Copy out the material below, swapping each "eye-icon" for "visibility-icon" and leaving everything else unchanged. Omit the pictures.

====================

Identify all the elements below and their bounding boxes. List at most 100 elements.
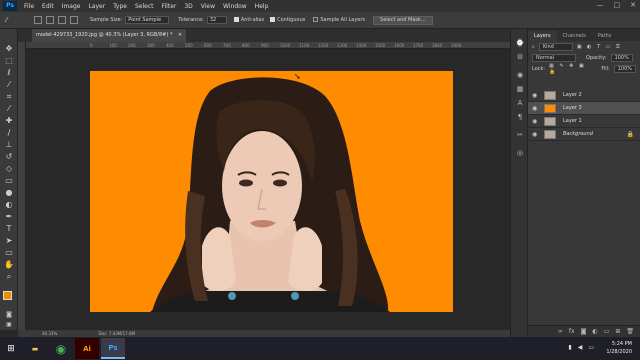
- select-and-mask-button[interactable]: Select and Mask...: [373, 15, 433, 25]
- fill-input[interactable]: 100%: [613, 64, 636, 73]
- lock-icons[interactable]: ▦ ✎ ✥ ▣ 🔒: [549, 63, 591, 75]
- add-mask-icon[interactable]: ◙: [581, 328, 587, 335]
- chrome-icon[interactable]: ◉: [49, 338, 73, 359]
- character-panel-icon[interactable]: A: [515, 99, 525, 108]
- clone-stamp-icon[interactable]: ⊥: [3, 140, 15, 150]
- battery-icon[interactable]: ▭: [588, 344, 594, 351]
- menu-view[interactable]: View: [197, 3, 219, 10]
- menu-3d[interactable]: 3D: [180, 3, 196, 10]
- menu-filter[interactable]: Filter: [158, 3, 181, 10]
- rectangle-tool-icon[interactable]: ▭: [3, 248, 15, 258]
- windows-start-icon[interactable]: ⊞: [0, 337, 22, 360]
- new-group-icon[interactable]: ▭: [604, 328, 610, 335]
- menu-layer[interactable]: Layer: [84, 3, 109, 10]
- properties-panel-icon[interactable]: ⚙: [515, 53, 525, 62]
- layer-row[interactable]: ◉ Layer 2: [528, 89, 640, 102]
- menu-select[interactable]: Select: [131, 3, 158, 10]
- maximize-button[interactable]: □: [614, 1, 621, 9]
- new-selection-icon[interactable]: [34, 16, 42, 24]
- crop-tool-icon[interactable]: ⌗: [3, 92, 15, 102]
- eye-icon[interactable]: ◉: [532, 115, 537, 128]
- sample-size-select[interactable]: Point Sample: [125, 16, 170, 24]
- magic-wand-tool-icon[interactable]: ⁄: [6, 16, 14, 24]
- paragraph-panel-icon[interactable]: ¶: [515, 113, 525, 122]
- hand-tool-icon[interactable]: ✋: [3, 260, 15, 270]
- color-panel-icon[interactable]: ◉: [515, 71, 525, 80]
- fill-label: Fill:: [601, 65, 610, 72]
- eye-icon[interactable]: ◉: [532, 89, 537, 102]
- layer-style-icon[interactable]: fx: [569, 328, 575, 335]
- blur-tool-icon[interactable]: ●: [3, 188, 15, 198]
- menu-help[interactable]: Help: [251, 3, 273, 10]
- menu-edit[interactable]: Edit: [38, 3, 58, 10]
- clock[interactable]: 5:24 PM 1/28/2020: [606, 340, 632, 356]
- menu-image[interactable]: Image: [58, 3, 85, 10]
- zoom-level[interactable]: 40.33%: [42, 331, 57, 336]
- tolerance-input[interactable]: 32: [206, 16, 227, 24]
- network-icon[interactable]: ▮: [568, 344, 571, 351]
- lasso-tool-icon[interactable]: ℓ: [3, 68, 15, 78]
- libraries-panel-icon[interactable]: ◎: [515, 149, 525, 158]
- layer-row[interactable]: ◉ Layer 1: [528, 115, 640, 128]
- marquee-tool-icon[interactable]: ⬚: [3, 56, 15, 66]
- magic-wand-icon[interactable]: ⁄: [3, 80, 15, 90]
- gradient-tool-icon[interactable]: ▭: [3, 176, 15, 186]
- healing-brush-icon[interactable]: ✚: [3, 116, 15, 126]
- eye-icon[interactable]: ◉: [532, 102, 537, 115]
- eraser-tool-icon[interactable]: ◇: [3, 164, 15, 174]
- tab-paths[interactable]: Paths: [592, 31, 618, 41]
- link-layers-icon[interactable]: ∞: [558, 328, 563, 335]
- menu-window[interactable]: Window: [219, 3, 251, 10]
- history-brush-icon[interactable]: ↺: [3, 152, 15, 162]
- layer-row[interactable]: ◉ Background 🔒: [528, 128, 640, 141]
- brush-tool-icon[interactable]: ∕: [3, 128, 15, 138]
- kind-filter-select[interactable]: Kind: [538, 42, 573, 51]
- tab-layers[interactable]: Layers: [528, 31, 557, 41]
- type-tool-icon[interactable]: T: [3, 224, 15, 234]
- tools-panel: ✥ ⬚ ℓ ⁄ ⌗ ⁄ ✚ ∕ ⊥ ↺ ◇ ▭ ● ◐ ✒ T ➤ ▭ ✋ ⌕ …: [0, 29, 18, 330]
- foreground-color-swatch[interactable]: [3, 291, 12, 300]
- opacity-input[interactable]: 100%: [610, 53, 633, 62]
- eyedropper-tool-icon[interactable]: ⁄: [3, 104, 15, 114]
- contiguous-checkbox[interactable]: Contiguous: [270, 17, 305, 23]
- minimize-button[interactable]: —: [597, 1, 604, 9]
- adjustment-layer-icon[interactable]: ◐: [592, 328, 597, 335]
- intersect-selection-icon[interactable]: [70, 16, 78, 24]
- blend-mode-select[interactable]: Normal: [532, 53, 576, 62]
- menu-bar: Ps File Edit Image Layer Type Select Fil…: [0, 0, 640, 12]
- layer-row[interactable]: ◉ Layer 3: [528, 102, 640, 115]
- swatches-panel-icon[interactable]: ▦: [515, 85, 525, 94]
- ruler-tick: 1200: [318, 43, 329, 48]
- screen-mode-icon[interactable]: ▣: [3, 320, 15, 330]
- history-panel-icon[interactable]: ⌚: [515, 39, 525, 48]
- photoshop-icon[interactable]: Ps: [101, 338, 125, 359]
- tools-panel-icon[interactable]: ✂: [515, 131, 525, 140]
- delete-layer-icon[interactable]: 🗑: [626, 328, 634, 335]
- dodge-tool-icon[interactable]: ◐: [3, 200, 15, 210]
- menu-type[interactable]: Type: [109, 3, 131, 10]
- anti-alias-checkbox[interactable]: Anti-alias: [233, 17, 264, 23]
- add-selection-icon[interactable]: [46, 16, 54, 24]
- new-layer-icon[interactable]: ⊞: [615, 328, 620, 335]
- close-window-button[interactable]: ✕: [630, 1, 636, 9]
- zoom-tool-icon[interactable]: ⌕: [3, 272, 15, 282]
- document-tab[interactable]: model-429733_1920.jpg @ 40.3% (Layer 3, …: [32, 29, 187, 42]
- document-canvas[interactable]: [90, 71, 453, 312]
- file-explorer-icon[interactable]: ▬: [23, 338, 47, 359]
- ruler-tick: 200: [128, 43, 136, 48]
- eye-icon[interactable]: ◉: [532, 128, 537, 141]
- volume-icon[interactable]: ◀: [578, 344, 583, 351]
- close-tab-icon[interactable]: ×: [178, 32, 182, 38]
- ruler-tick: 300: [147, 43, 155, 48]
- subtract-selection-icon[interactable]: [58, 16, 66, 24]
- illustrator-icon[interactable]: Ai: [75, 338, 99, 359]
- filter-icons[interactable]: ▣ ◐ T ▭ ⚿: [577, 44, 622, 50]
- pen-tool-icon[interactable]: ✒: [3, 212, 15, 222]
- tab-channels[interactable]: Channels: [557, 31, 592, 41]
- quick-mask-icon[interactable]: ◙: [3, 310, 15, 320]
- canvas-area[interactable]: ➘: [26, 50, 510, 330]
- move-tool-icon[interactable]: ✥: [3, 44, 15, 54]
- menu-file[interactable]: File: [20, 3, 38, 10]
- path-selection-icon[interactable]: ➤: [3, 236, 15, 246]
- sample-all-layers-checkbox[interactable]: Sample All Layers: [313, 17, 365, 23]
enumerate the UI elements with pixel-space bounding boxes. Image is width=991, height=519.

====================

▸ COMPLETED EXERCISE:
Identify all the elements below and their bounding boxes. List at most 100 elements.
- select-and-mask-button[interactable]: Select and Mask...: [373, 15, 433, 25]
- fill-input[interactable]: 100%: [613, 64, 636, 73]
- lock-icons[interactable]: ▦ ✎ ✥ ▣ 🔒: [549, 63, 591, 75]
- add-mask-icon[interactable]: ◙: [581, 328, 587, 335]
- chrome-icon[interactable]: ◉: [49, 338, 73, 359]
- character-panel-icon[interactable]: A: [515, 99, 525, 108]
- clone-stamp-icon[interactable]: ⊥: [3, 140, 15, 150]
- battery-icon[interactable]: ▭: [588, 344, 594, 351]
- menu-view[interactable]: View: [197, 3, 219, 10]
- menu-3d[interactable]: 3D: [180, 3, 196, 10]
- menu-filter[interactable]: Filter: [158, 3, 181, 10]
- rectangle-tool-icon[interactable]: ▭: [3, 248, 15, 258]
- windows-start-icon[interactable]: ⊞: [0, 337, 22, 360]
- new-group-icon[interactable]: ▭: [604, 328, 610, 335]
- menu-layer[interactable]: Layer: [84, 3, 109, 10]
- properties-panel-icon[interactable]: ⚙: [515, 53, 525, 62]
- layer-row[interactable]: ◉ Layer 2: [528, 89, 640, 102]
- menu-select[interactable]: Select: [131, 3, 158, 10]
- maximize-button[interactable]: □: [614, 1, 621, 9]
- new-selection-icon[interactable]: [34, 16, 42, 24]
- crop-tool-icon[interactable]: ⌗: [3, 92, 15, 102]
- visibility-icon[interactable]: ◉: [532, 115, 537, 128]
- sample-size-select[interactable]: Point Sample: [125, 16, 170, 24]
- magic-wand-tool-icon[interactable]: ⁄: [6, 16, 14, 24]
- paragraph-panel-icon[interactable]: ¶: [515, 113, 525, 122]
- hand-tool-icon[interactable]: ✋: [3, 260, 15, 270]
- color-panel-icon[interactable]: ◉: [515, 71, 525, 80]
- fill-label: Fill:: [601, 65, 610, 72]
- visibility-icon[interactable]: ◉: [532, 89, 537, 102]
- layer-style-icon[interactable]: fx: [569, 328, 575, 335]
- blur-tool-icon[interactable]: ●: [3, 188, 15, 198]
- menu-help[interactable]: Help: [251, 3, 273, 10]
- menu-edit[interactable]: Edit: [38, 3, 58, 10]
- clock[interactable]: 5:24 PM 1/28/2020: [606, 340, 632, 356]
- menu-image[interactable]: Image: [58, 3, 85, 10]
- zoom-level[interactable]: 40.33%: [42, 331, 57, 336]
- tolerance-input[interactable]: 32: [206, 16, 227, 24]
- network-icon[interactable]: ▮: [568, 344, 571, 351]
- lasso-tool-icon[interactable]: ℓ: [3, 68, 15, 78]
- libraries-panel-icon[interactable]: ◎: [515, 149, 525, 158]
- layer-row[interactable]: ◉ Layer 1: [528, 115, 640, 128]
- marquee-tool-icon[interactable]: ⬚: [3, 56, 15, 66]
- magic-wand-icon[interactable]: ⁄: [3, 80, 15, 90]
- gradient-tool-icon[interactable]: ▭: [3, 176, 15, 186]
- healing-brush-icon[interactable]: ✚: [3, 116, 15, 126]
- visibility-icon[interactable]: ◉: [532, 102, 537, 115]
- eraser-tool-icon[interactable]: ◇: [3, 164, 15, 174]
- tab-paths[interactable]: Paths: [592, 31, 618, 41]
- link-layers-icon[interactable]: ∞: [558, 328, 563, 335]
- menu-window[interactable]: Window: [219, 3, 251, 10]
- history-brush-icon[interactable]: ↺: [3, 152, 15, 162]
- layer-row[interactable]: ◉ Background 🔒: [528, 128, 640, 141]
- brush-tool-icon[interactable]: ∕: [3, 128, 15, 138]
- kind-filter-select[interactable]: Kind: [538, 42, 573, 51]
- tab-layers[interactable]: Layers: [528, 31, 557, 41]
- type-tool-icon[interactable]: T: [3, 224, 15, 234]
- tools-panel: ✥ ⬚ ℓ ⁄ ⌗ ⁄ ✚ ∕ ⊥ ↺ ◇ ▭ ● ◐ ✒ T ➤ ▭ ✋ ⌕ …: [0, 29, 18, 330]
- foreground-color-swatch[interactable]: [3, 291, 12, 300]
- opacity-input[interactable]: 100%: [610, 53, 633, 62]
- eyedropper-tool-icon[interactable]: ⁄: [3, 104, 15, 114]
- contiguous-checkbox[interactable]: Contiguous: [270, 17, 305, 23]
- minimize-button[interactable]: —: [597, 1, 604, 9]
- adjustment-layer-icon[interactable]: ◐: [592, 328, 597, 335]
- intersect-selection-icon[interactable]: [70, 16, 78, 24]
- blend-mode-select[interactable]: Normal: [532, 53, 576, 62]
- menu-bar: Ps File Edit Image Layer Type Select Fil…: [0, 0, 640, 12]
- layer-row[interactable]: ◉ Layer 3: [528, 102, 640, 115]
- swatches-panel-icon[interactable]: ▦: [515, 85, 525, 94]
- ruler-tick: 1200: [318, 43, 329, 48]
- screen-mode-icon[interactable]: ▣: [3, 320, 15, 330]
- history-panel-icon[interactable]: ⌚: [515, 39, 525, 48]
- photoshop-icon[interactable]: Ps: [101, 338, 125, 359]
- tools-panel-icon[interactable]: ✂: [515, 131, 525, 140]
- delete-layer-icon[interactable]: 🗑: [626, 328, 634, 335]
- dodge-tool-icon[interactable]: ◐: [3, 200, 15, 210]
- menu-type[interactable]: Type: [109, 3, 131, 10]
- anti-alias-checkbox[interactable]: Anti-alias: [233, 17, 264, 23]
- add-selection-icon[interactable]: [46, 16, 54, 24]
- new-layer-icon[interactable]: ⊞: [615, 328, 620, 335]
- close-window-button[interactable]: ✕: [630, 1, 636, 9]
- zoom-tool-icon[interactable]: ⌕: [3, 272, 15, 282]
- document-tab[interactable]: model-429733_1920.jpg @ 40.3% (Layer 3, …: [32, 29, 187, 42]
- document-canvas[interactable]: [90, 71, 453, 312]
- file-explorer-icon[interactable]: ▬: [23, 338, 47, 359]
- ruler-tick: 200: [128, 43, 136, 48]
- visibility-icon[interactable]: ◉: [532, 128, 537, 141]
- volume-icon[interactable]: ◀: [578, 344, 583, 351]
- close-tab-icon[interactable]: ×: [178, 32, 182, 38]
- ruler-tick: 300: [147, 43, 155, 48]
- subtract-selection-icon[interactable]: [58, 16, 66, 24]
- illustrator-icon[interactable]: Ai: [75, 338, 99, 359]
- filter-icons[interactable]: ▣ ◐ T ▭ ⚿: [577, 44, 622, 50]
- pen-tool-icon[interactable]: ✒: [3, 212, 15, 222]
- tab-channels[interactable]: Channels: [557, 31, 592, 41]
- quick-mask-icon[interactable]: ◙: [3, 310, 15, 320]
- canvas-area[interactable]: ➘: [26, 50, 510, 330]
- move-tool-icon[interactable]: ✥: [3, 44, 15, 54]
- menu-file[interactable]: File: [20, 3, 38, 10]
- path-selection-icon[interactable]: ➤: [3, 236, 15, 246]
- sample-all-layers-checkbox[interactable]: Sample All Layers: [313, 17, 365, 23]
enumerate the UI elements with pixel-space bounding boxes. Image is width=991, height=519.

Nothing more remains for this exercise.